ENUNCIADO DA TAREFA 1:
Transcreva do trecho do documento abaixo a passagem que começa nas palavras "A legislação municipal" e termina logo após "questões estéticas, evidentemente.".

TRECHO DO DOCUMENTO:
↓↓↓
O laudo produzido pela Suarez Saldanha Avaliadores Independentes S/C Ltda, trazido pelo requerido juntado às fls. 174/185 do Inquérito, aponta uma série de inadequações, porém atesta com risco crítico apenas as instalações elétricas, referindo a precária situação da subestação elétrica da social e problemas menores nas demais subestações. Na inspeção judicial (fls. 361) ficou constatada a demolição da subestação da social e a existência dos mesmos problemas apontados pelo laudo em relação a subestação do museu (fls. 179 verso do laudo). Os demais itens do laudo foram classificados com risco regular (estrutura de concreto armado, sistema de combate a incêndio, acessibilidade e sinalizações), nos demais classificação foi de risco mínimo.
Sobre as abordagens técnicas, tenho como relevante neste momento, a síntese acima descrita.
Os itens apontados nos referidos documentos técnicos, em que pesem não terem ensejado medida extrema das autoridades incumbidas de fiscalizar, trazem elementos por demais preocupantes diante das seguintes circunstâncias: trata-se de um Estádio de futebol que comporta mais de 40 mil pessoais e tem sua área dividida entre arquibancadas ainda utilizadas por torcedores e um canteiro de obras.
A inspeção judicial realizada, decorrente das constatações feitas,
reforçam o alto risco da utilização do Estádio. O canteiro de obras não consiste em uma simples reforma, mas a reformulação de todo o Estádio, com a movimentação de gigantescas estruturas de concreto e maquinário pesado. Os setores que já foram submetidos a limpeza, demonstram ainda a existência de caliças, isso constatou-se no quadrante 01, lindeiro ao quadrante 02 que é ainda ocupado pela torcida adversária no seu plano inferior. As áreas são divididas por apenas um portão que é protegido pelo policiamento (ata de fls. 360 do processo). A parede da rampa de acesso 01 também fornece materiais de construção, conforme constatado no auto de inspeção.
A legislação municipal apontada na inicial que exige as devidas
autorizações (habite-se e PPCI), atende um preceito que visa assegurar a máxima eliminação de riscos na utilização dos espaços frequentados pela população. A relação de exigências atende aos preceitos de segurança para que, em eventos extraordinários, ocorridos durante a utilização do espaço, ocorra uma substancial redução dos riscos e dos danos. Não vamos considerar aqui questões estéticas, evidentemente.
↑↑↑
ENUNCIADO DA TAREFA 2:
Por favor, apresente todas as linhas abaixo como um CSV de duas colunas, tarefa e resposta, com uma entrada para cada uma; cada texto vai em um único campo entre aspas, com as quebras de linha trocadas por espaços. Deixe as imagens de fora.

DADOS DE ORIGEM:
↓↓↓
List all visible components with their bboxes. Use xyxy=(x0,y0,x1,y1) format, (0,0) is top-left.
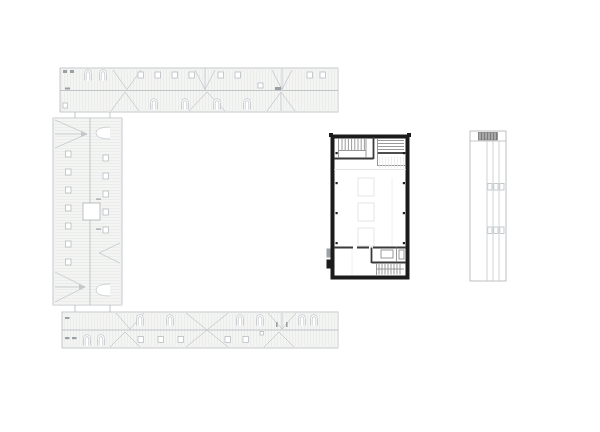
site-plan-drawing xyxy=(0,0,600,432)
east-annex-body xyxy=(470,131,506,281)
main-upper-room-floor xyxy=(378,157,407,168)
main-corner-cap-ne xyxy=(407,133,411,137)
east-annex-core-hatch xyxy=(479,133,498,141)
west-south-connector-walls xyxy=(75,305,110,312)
main-corner-cap-nw xyxy=(329,133,333,137)
main-entrance-pier-lower xyxy=(327,260,332,269)
west-wing-roof-opening xyxy=(83,203,100,220)
main-entrance-pier-upper xyxy=(327,249,332,258)
west-wing-roof-plan xyxy=(53,118,122,312)
north-wing-roof-plan xyxy=(60,68,338,118)
east-annex-roof-plan xyxy=(470,131,506,281)
drawing-sheet xyxy=(0,0,600,432)
south-wing-roof-plan xyxy=(62,312,338,348)
north-west-connector-walls xyxy=(75,112,110,118)
main-building-floor-plan xyxy=(327,133,412,278)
↑↑↑
RESOLUÇÃO COMPLETA 1:
A legislação municipal apontada na inicial que exige as devidas
autorizações (habite-se e PPCI), atende um preceito que visa assegurar a máxima eliminação de riscos na utilização dos espaços frequentados pela população. A relação de exigências atende aos preceitos de segurança para que, em eventos extraordinários, ocorridos durante a utilização do espaço, ocorra uma substancial redução dos riscos e dos danos. Não vamos considerar aqui questões estéticas, evidentemente.

RESOLUÇÃO COMPLETA 2:
tarefa,resposta
"List all visible components with their bboxes. Use xyxy=(x0,y0,x1,y1) format, (0,0) is top-left.","site-plan-drawing xyxy=(0,0,600,432) east-annex-body xyxy=(470,131,506,281) main-upper-room-floor xyxy=(378,157,407,168) main-corner-cap-ne xyxy=(407,133,411,137) east-annex-core-hatch xyxy=(479,133,498,141) west-south-connector-walls xyxy=(75,305,110,312) main-corner-cap-nw xyxy=(329,133,333,137) main-entrance-pier-lower xyxy=(327,260,332,269) west-wing-roof-opening xyxy=(83,203,100,220) main-entrance-pier-upper xyxy=(327,249,332,258) west-wing-roof-plan xyxy=(53,118,122,312) north-wing-roof-plan xyxy=(60,68,338,118) east-annex-roof-plan xyxy=(470,131,506,281) drawing-sheet xyxy=(0,0,600,432) south-wing-roof-plan xyxy=(62,312,338,348) north-west-connector-walls xyxy=(75,112,110,118) main-building-floor-plan xyxy=(327,133,412,278)"